#### TEKS KUTIPAN:
______________________________

Wamena, Ridwan Kamil dan Mulut Kita

Pun media sosial juga bukan sumber informasi yang jaminan valid. Teliti sebelum dimamah, saring sebelum disharing. Jika jauh dari TKP lebih baik diam, panjatkan saja doa.

Minggu, 6 Oktober 2019 | 19:41 WIB
0
360
Wamena, Ridwan Kamil dan Mulut Kita
Ridwan Kamil (Foto: Detik.com)

Saya gak merasa perlu menulis caption tentang Papua dan Wamena khususnya, yang saya tidak tahu apa-apa.

Banyak komentar dari netizen, jika Wamena aman-aman saja, seperti pernyataan Presiden Jokowi, mengapa penduduk pendatang mesti eksodus kembali ke kampung halaman masing-masing?

Berarti Presiden Jokowi bohong (lagi)? Waini...

Begini ya gess.. Ruang lingkup tugas Presiden atau Pemerintah Pusat adalah kepentingan nasional. Bukan daerah per daerah. Adalah ruang lingkup tugas Kepala Daerah jika per daerah.

Jadi sudah tugas Presiden memberikan pernyataan-pernyataan di depan publik yang menyejukkan, menenangkan, mendamaikan, karena pernyataan seorang Presiden bukan hanya di dengar di dalam negeri, tapi juga seantero dunia.

Para pembuat kebijakan di berbagai sektor, entah dalam dan luar negeri bisa sangat bergantung pada pernyataan seorang Presiden.

Bayangkan jika Presiden membuat pernyataan misalnya: Papua situasi "Darurat (Militer)", kondisi kacau beliau, mencekam, tidak kondusif, ancaman pembunuhan bagi warga pendatang di mana-mana," dst..

Ha yaaa panik seluruh penduduk negeri. Bukan hanya yang berada di Wamena. Penduduk di Biak, Sentani, dlsb ikut panik. Yang eksodus mungkin bukan hanya warga pendatang di Wamena, tapi seluruh Pulau Papua.

______________________________

[Daftar data]
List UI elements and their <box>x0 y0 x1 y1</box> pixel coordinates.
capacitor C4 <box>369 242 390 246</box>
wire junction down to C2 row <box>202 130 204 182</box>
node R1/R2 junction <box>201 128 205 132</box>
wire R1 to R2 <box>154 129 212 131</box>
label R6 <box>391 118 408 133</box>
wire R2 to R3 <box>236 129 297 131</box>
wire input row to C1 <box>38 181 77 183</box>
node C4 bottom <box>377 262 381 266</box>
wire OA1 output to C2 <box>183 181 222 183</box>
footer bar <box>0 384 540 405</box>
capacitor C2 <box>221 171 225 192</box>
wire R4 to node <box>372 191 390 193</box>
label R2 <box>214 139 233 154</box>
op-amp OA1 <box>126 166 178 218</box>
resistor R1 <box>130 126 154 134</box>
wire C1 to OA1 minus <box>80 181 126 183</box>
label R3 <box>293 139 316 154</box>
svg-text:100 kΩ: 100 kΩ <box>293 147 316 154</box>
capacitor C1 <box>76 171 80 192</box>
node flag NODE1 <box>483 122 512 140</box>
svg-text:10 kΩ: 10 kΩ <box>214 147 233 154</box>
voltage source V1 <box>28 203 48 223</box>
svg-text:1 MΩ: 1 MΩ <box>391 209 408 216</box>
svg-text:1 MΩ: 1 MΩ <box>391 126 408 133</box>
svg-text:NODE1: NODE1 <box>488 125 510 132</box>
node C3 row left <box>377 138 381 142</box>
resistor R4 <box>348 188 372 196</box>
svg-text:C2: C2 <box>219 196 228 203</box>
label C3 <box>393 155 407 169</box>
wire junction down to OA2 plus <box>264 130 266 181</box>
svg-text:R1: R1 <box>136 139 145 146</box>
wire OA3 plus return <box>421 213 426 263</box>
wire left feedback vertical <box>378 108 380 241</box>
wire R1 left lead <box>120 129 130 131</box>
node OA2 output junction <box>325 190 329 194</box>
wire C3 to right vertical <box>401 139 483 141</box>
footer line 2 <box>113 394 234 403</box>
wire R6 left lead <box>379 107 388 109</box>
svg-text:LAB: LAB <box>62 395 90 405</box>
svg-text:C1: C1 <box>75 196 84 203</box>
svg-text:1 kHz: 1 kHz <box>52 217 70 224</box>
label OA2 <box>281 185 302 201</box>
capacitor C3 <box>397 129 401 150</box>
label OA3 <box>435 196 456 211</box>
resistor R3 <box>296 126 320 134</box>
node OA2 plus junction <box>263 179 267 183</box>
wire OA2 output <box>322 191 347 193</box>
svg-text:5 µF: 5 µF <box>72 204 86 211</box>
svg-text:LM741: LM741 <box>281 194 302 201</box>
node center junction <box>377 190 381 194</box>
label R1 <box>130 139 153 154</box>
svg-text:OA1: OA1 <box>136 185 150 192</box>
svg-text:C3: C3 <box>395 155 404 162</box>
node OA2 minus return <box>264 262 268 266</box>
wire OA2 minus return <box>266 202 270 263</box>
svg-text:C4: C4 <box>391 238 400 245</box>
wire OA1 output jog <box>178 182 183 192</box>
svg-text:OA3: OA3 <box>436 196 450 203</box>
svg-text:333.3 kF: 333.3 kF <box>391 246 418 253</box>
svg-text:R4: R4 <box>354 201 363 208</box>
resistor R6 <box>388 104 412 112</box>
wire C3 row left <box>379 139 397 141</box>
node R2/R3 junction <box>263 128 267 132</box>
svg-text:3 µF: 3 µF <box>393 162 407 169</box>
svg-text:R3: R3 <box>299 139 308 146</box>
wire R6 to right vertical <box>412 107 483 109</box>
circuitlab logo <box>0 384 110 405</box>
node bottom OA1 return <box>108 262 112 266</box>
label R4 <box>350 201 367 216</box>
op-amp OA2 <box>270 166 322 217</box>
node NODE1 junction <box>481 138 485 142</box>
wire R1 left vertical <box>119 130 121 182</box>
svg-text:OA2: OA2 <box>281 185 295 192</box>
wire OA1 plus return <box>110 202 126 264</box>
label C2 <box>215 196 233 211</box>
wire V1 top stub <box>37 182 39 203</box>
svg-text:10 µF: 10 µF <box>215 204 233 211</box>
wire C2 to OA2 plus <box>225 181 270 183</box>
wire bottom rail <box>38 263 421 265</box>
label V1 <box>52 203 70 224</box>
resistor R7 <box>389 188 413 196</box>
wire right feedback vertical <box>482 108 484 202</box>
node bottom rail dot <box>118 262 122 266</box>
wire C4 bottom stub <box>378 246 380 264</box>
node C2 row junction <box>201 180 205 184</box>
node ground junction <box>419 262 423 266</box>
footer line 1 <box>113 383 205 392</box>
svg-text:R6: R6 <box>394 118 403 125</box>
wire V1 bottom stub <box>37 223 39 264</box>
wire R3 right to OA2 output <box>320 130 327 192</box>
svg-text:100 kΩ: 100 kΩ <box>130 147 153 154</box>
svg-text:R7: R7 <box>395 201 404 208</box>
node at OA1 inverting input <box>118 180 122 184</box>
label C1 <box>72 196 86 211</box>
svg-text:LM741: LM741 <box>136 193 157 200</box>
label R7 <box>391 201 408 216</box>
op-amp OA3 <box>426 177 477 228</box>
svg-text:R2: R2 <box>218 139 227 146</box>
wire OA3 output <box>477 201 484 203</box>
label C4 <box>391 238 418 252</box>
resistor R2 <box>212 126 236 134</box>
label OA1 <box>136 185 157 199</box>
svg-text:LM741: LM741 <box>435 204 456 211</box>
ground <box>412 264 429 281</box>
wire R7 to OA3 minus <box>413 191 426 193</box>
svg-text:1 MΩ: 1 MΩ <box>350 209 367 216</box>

______________________________

#### DAFTAR TUGAS:
1) Jawab pertanyaan berikut tentang tulisan mengenai Wamena:
(a) Apa ruang lingkup tugas Presiden atau Pemerintah Pusat menurut tulisan itu?
(b) Pada hari, tanggal, dan pukul berapa tulisan itu dimuat?
(c) Selain penduduk di Wamena, penduduk di mana saja yang disebut ikut panik?
2) Ubah bagian tulisan tentang Wamena yang diawali kata-kata berisi "Begini ya gess.." dan diakhiri "jika per daerah.", lalu tuliskan kembali dengan mengganti "Kepala Daerah" menjadi "Gubernur".
3) Tolong lanjutkan tulisan tentang Wamena mulai dari kalimat terakhirnya.

#### HASIL PER TUGAS:
1)
(a) Kepentingan nasional, bukan daerah per daerah.
(b) Minggu, 6 Oktober 2019, pukul 19:41 WIB.
(c) Penduduk di Biak dan Sentani.

2)
Begini ya gess.. Ruang lingkup tugas Presiden atau Pemerintah Pusat adalah kepentingan nasional. Bukan daerah per daerah. Adalah ruang lingkup tugas Gubernur jika per daerah.

3)
Para pelaku bisnis yang berhubungan dengan Papua panik, mungkin menghentikan aktivitas perdagangannya. Lalu distribusi logistik di Papua menjadi terganggu dan mengancam kebutuhan keseluruhan warga Papua.

Warga Papua yang tinggal di luar Papua menjadi sasaran kebencian, meski mereka tidak bersalah dan tidak ngapa-ngapain. Mereka jadi korban persekusi. Korban dan konflik antar etnis pun menjadi melebar ke seluruh wilayah Indonesia. Yang semula hanya konflik politik menjadi konflik SARA.

Para investor di bursa saham dan sektor riil panik. Semua menarik dananya keluar negeri. Ekonomi Indonesia terganggu dan berimbas ke mana-mana. Termasuk ke klean-klean yang sekarang menyebut Presiden tukang bohong!

Apa itu situasi yang kita inginkan, gess?

Jadi, jika tidak paham situasi apa-apa, tidak paham apa-apa mengenai "pengelolaan negara", hambok diam saja. Diam.

Jangan membuat komentar-komentar bernada negatif, buruk sangka, terhadap hal-hal yang tidak dikuasai.

Memberi kritik itu boleh, asal membangun. Dan mampu memberi kritik artinya sudah memahami persoalan, dan paham ada yang perlu diperbaiki.

Kalau hanya mecotot namanya bukan kritik. Tapi mencela, ujaran kebencian. Dan itu sama sekali tidak membawa faedah atas apa yang sedang terjadi di Wamena sekarang.

Adalah manusia zolim, jika sudah paham tidak berfaedah, bahkan berpotensi memperburuk, tapi ujaran kebencian itu tetap dilakukan.

Manusia zolim kah klean-klean?

So, tugas Presiden adalah mengamankan kepentingan nasional. Memastikan apa yang sedang terjadi di Papua, tidak menimbulkan kerugian yang lebih besar lagi untuk semua sektor, untuk seluruh WNI di manapun berada... bukan hanya untuk perut klean semata para penyinyir...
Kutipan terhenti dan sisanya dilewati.